● **Objective**: Pick out the lines below that include the string "الاجتماعي".

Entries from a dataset
'''
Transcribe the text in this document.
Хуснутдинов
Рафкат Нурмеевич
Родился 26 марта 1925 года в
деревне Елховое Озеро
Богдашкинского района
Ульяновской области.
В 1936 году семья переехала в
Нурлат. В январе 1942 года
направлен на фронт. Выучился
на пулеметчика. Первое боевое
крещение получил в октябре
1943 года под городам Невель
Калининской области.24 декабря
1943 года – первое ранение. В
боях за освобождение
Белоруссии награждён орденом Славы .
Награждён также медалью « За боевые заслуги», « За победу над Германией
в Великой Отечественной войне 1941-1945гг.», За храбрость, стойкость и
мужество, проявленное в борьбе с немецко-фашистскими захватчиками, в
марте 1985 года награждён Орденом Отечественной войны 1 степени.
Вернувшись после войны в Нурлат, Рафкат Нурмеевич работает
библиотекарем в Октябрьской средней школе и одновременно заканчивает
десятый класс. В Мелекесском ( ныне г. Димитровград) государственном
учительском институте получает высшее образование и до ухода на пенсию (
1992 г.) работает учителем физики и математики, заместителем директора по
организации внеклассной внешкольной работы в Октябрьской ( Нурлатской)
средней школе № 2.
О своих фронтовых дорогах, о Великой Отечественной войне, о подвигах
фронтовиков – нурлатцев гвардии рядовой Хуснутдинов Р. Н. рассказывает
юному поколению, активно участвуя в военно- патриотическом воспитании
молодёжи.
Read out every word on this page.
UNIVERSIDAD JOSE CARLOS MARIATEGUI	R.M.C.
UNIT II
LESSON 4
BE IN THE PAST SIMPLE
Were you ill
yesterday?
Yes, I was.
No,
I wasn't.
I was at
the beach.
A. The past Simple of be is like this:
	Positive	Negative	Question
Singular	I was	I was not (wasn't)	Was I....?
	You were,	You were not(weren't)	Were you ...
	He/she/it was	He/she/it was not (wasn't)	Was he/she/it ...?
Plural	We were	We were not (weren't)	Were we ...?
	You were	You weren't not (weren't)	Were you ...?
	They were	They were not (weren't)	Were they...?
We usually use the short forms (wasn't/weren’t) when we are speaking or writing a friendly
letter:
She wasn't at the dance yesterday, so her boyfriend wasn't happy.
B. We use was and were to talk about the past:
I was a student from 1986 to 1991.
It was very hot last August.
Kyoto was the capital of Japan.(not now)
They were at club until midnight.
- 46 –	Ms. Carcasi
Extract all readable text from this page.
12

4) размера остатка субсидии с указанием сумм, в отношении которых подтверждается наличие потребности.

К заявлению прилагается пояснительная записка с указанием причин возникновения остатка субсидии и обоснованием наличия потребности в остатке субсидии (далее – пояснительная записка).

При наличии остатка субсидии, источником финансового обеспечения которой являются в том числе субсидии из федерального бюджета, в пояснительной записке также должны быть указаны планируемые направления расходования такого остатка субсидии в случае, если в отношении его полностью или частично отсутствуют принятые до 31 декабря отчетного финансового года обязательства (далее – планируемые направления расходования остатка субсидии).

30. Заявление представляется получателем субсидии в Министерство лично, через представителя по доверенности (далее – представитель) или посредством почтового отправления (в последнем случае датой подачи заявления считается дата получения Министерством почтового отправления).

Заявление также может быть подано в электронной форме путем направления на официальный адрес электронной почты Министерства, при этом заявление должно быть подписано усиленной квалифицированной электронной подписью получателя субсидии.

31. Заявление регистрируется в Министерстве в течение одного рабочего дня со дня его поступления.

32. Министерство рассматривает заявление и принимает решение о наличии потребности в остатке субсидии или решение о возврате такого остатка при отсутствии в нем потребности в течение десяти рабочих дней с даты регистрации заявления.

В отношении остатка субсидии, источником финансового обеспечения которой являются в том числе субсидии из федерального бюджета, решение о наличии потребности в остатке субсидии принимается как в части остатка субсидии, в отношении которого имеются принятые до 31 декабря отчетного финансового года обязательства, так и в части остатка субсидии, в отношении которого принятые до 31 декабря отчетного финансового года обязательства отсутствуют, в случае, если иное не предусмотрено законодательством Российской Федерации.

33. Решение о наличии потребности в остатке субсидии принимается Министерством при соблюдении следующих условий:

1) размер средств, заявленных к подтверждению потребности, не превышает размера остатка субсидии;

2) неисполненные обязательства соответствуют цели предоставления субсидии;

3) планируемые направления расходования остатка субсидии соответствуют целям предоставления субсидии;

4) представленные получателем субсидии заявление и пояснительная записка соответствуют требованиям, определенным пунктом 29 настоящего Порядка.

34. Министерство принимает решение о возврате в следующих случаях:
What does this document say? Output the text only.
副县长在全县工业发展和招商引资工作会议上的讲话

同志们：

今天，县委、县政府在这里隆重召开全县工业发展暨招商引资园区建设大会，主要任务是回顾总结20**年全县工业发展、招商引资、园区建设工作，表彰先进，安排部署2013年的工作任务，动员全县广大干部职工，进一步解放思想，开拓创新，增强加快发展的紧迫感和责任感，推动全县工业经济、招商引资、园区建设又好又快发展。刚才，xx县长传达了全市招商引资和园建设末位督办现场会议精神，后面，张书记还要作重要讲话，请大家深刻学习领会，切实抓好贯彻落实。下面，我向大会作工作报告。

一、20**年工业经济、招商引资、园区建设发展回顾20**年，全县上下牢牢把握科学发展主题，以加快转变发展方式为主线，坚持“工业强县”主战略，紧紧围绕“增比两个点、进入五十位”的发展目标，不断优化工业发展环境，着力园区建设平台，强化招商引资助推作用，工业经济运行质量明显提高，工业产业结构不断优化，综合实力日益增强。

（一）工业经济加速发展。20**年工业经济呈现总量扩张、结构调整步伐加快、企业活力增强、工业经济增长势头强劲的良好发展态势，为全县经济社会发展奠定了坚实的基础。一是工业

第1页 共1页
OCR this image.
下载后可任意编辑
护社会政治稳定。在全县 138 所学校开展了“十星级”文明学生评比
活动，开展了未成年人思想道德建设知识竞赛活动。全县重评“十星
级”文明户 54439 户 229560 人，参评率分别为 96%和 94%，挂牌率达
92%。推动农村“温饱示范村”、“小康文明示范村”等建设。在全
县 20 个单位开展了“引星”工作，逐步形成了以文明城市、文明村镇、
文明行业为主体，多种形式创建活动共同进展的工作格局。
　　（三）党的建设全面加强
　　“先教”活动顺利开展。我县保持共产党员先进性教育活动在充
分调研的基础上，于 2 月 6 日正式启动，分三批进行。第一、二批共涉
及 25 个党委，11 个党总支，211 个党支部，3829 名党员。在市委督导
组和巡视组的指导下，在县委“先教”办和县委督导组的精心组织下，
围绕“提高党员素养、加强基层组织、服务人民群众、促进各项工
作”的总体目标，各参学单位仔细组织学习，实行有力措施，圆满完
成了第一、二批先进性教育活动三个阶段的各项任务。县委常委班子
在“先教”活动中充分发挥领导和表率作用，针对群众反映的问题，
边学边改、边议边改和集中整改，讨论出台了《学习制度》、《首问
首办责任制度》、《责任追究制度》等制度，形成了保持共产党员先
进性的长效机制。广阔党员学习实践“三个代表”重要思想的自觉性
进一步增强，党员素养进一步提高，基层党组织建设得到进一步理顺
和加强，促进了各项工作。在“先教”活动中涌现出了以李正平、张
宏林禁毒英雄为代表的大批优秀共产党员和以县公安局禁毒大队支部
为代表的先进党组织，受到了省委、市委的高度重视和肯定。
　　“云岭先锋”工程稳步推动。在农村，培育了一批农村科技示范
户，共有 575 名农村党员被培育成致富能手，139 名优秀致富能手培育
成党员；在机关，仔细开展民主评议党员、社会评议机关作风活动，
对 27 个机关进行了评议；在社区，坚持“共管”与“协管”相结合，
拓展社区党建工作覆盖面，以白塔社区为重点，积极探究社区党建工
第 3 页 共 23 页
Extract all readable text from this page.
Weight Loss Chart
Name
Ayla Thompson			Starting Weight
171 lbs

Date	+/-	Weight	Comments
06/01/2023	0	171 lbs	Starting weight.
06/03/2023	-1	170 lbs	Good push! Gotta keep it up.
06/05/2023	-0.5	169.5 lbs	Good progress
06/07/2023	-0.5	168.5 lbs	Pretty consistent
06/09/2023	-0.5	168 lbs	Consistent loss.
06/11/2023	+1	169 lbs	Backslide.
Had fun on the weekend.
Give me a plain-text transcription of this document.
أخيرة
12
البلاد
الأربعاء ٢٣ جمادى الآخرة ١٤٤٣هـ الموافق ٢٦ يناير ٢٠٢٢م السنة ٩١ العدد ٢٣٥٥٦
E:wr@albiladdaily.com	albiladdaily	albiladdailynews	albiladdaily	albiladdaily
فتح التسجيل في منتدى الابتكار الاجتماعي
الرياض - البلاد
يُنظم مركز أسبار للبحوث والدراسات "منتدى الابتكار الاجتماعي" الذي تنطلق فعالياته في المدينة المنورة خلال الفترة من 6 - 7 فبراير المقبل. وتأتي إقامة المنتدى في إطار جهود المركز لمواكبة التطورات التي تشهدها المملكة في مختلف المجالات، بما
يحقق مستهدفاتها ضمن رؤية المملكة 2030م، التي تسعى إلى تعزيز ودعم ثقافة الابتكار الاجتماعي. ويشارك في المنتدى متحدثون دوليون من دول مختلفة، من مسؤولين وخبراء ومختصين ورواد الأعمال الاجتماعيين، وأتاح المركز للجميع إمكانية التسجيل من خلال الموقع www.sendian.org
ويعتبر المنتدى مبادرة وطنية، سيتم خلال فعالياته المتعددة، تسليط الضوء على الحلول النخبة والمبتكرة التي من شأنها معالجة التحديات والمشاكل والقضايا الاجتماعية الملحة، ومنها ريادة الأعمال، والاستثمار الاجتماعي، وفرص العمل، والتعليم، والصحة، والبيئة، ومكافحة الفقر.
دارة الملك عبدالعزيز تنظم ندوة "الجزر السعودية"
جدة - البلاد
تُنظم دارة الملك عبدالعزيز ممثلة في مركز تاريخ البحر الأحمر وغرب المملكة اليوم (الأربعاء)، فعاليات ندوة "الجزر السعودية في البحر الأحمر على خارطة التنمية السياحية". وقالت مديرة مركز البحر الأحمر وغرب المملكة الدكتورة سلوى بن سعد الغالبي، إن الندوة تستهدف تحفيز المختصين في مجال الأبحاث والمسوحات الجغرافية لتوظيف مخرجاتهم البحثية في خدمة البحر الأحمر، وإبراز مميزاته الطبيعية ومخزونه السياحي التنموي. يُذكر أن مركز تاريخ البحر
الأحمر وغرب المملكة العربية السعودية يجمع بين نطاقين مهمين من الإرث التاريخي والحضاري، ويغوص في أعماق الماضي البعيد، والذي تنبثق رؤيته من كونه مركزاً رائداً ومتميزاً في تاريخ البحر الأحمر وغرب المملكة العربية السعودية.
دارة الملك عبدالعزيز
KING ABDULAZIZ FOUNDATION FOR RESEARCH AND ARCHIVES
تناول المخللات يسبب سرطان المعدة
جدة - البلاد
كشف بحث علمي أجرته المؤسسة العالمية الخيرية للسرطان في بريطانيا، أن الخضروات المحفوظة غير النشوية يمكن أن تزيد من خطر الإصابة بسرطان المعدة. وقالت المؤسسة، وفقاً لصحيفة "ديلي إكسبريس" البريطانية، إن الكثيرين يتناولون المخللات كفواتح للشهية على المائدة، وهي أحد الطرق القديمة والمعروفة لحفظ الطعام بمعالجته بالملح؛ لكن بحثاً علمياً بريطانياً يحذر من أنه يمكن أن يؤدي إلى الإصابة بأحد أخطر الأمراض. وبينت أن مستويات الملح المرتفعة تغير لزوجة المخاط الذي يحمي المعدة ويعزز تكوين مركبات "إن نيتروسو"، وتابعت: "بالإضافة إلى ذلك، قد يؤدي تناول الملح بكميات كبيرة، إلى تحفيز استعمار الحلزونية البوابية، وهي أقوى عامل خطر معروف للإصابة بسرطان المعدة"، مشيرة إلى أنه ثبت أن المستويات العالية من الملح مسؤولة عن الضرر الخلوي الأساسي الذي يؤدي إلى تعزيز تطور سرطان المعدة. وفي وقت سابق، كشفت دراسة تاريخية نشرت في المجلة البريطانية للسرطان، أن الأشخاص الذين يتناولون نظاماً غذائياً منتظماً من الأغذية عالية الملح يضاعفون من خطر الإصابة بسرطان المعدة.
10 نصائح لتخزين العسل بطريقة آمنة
'''
● **Answer**:
فتح التسجيل في منتدى الابتكار الاجتماعي
يُنظم مركز أسبار للبحوث والدراسات "منتدى الابتكار الاجتماعي" الذي تنطلق فعالياته في المدينة المنورة خلال الفترة من 6 - 7 فبراير المقبل. وتأتي إقامة المنتدى في إطار جهود المركز لمواكبة التطورات التي تشهدها المملكة في مختلف المجالات، بما
يحقق مستهدفاتها ضمن رؤية المملكة 2030م، التي تسعى إلى تعزيز ودعم ثقافة الابتكار الاجتماعي. ويشارك في المنتدى متحدثون دوليون من دول مختلفة، من مسؤولين وخبراء ومختصين ورواد الأعمال الاجتماعيين، وأتاح المركز للجميع إمكانية التسجيل من خلال الموقع www.sendian.org
ويعتبر المنتدى مبادرة وطنية، سيتم خلال فعالياته المتعددة، تسليط الضوء على الحلول النخبة والمبتكرة التي من شأنها معالجة التحديات والمشاكل والقضايا الاجتماعية الملحة، ومنها ريادة الأعمال، والاستثمار الاجتماعي، وفرص العمل، والتعليم، والصحة، والبيئة، ومكافحة الفقر.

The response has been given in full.